Copy all lines below exactly as written. Leave pictures out.

— start —

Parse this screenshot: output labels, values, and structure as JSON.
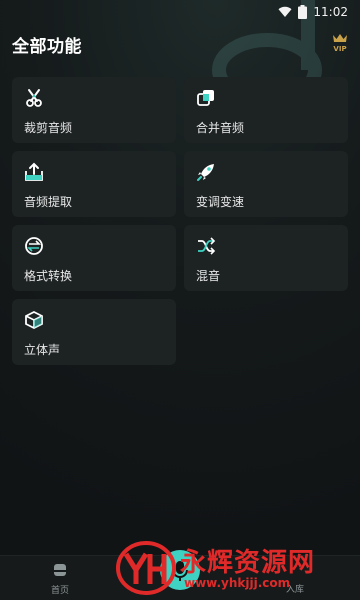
{
  "status_bar": {
    "time": "11:02"
  },
  "header": {
    "title": "全部功能",
    "vip_badge": "VIP"
  },
  "features": [
    {
      "label": "裁剪音频",
      "icon": "scissors-icon"
    },
    {
      "label": "合并音频",
      "icon": "merge-icon"
    },
    {
      "label": "音频提取",
      "icon": "upload-extract-icon"
    },
    {
      "label": "变调变速",
      "icon": "rocket-icon"
    },
    {
      "label": "格式转换",
      "icon": "convert-icon"
    },
    {
      "label": "混音",
      "icon": "shuffle-mix-icon"
    },
    {
      "label": "立体声",
      "icon": "cube-icon"
    }
  ],
  "bottom_nav": {
    "home_label": "首页",
    "right_label": "入库"
  },
  "watermark": {
    "brand": "永辉资源网",
    "url": "www.yhkjjj.com"
  },
  "colors": {
    "accent": "#3fd2c3",
    "card_bg": "#1d2223",
    "background": "#121517"
  }
}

— end —

> [Output]
Parse this screenshot: output labels, values, and structure as JSON.
{
  "status_bar": {
    "time": "11:02"
  },
  "header": {
    "title": "全部功能",
    "vip_badge": "VIP"
  },
  "features": [
    {
      "label": "裁剪音频",
      "icon": "scissors-icon"
    },
    {
      "label": "合并音频",
      "icon": "merge-icon"
    },
    {
      "label": "音频提取",
      "icon": "upload-extract-icon"
    },
    {
      "label": "变调变速",
      "icon": "rocket-icon"
    },
    {
      "label": "格式转换",
      "icon": "convert-icon"
    },
    {
      "label": "混音",
      "icon": "shuffle-mix-icon"
    },
    {
      "label": "立体声",
      "icon": "cube-icon"
    }
  ],
  "bottom_nav": {
    "home_label": "首页",
    "right_label": "入库"
  },
  "watermark": {
    "brand": "永辉资源网",
    "url": "www.yhkjjj.com"
  },
  "colors": {
    "accent": "#3fd2c3",
    "card_bg": "#1d2223",
    "background": "#121517"
  }
}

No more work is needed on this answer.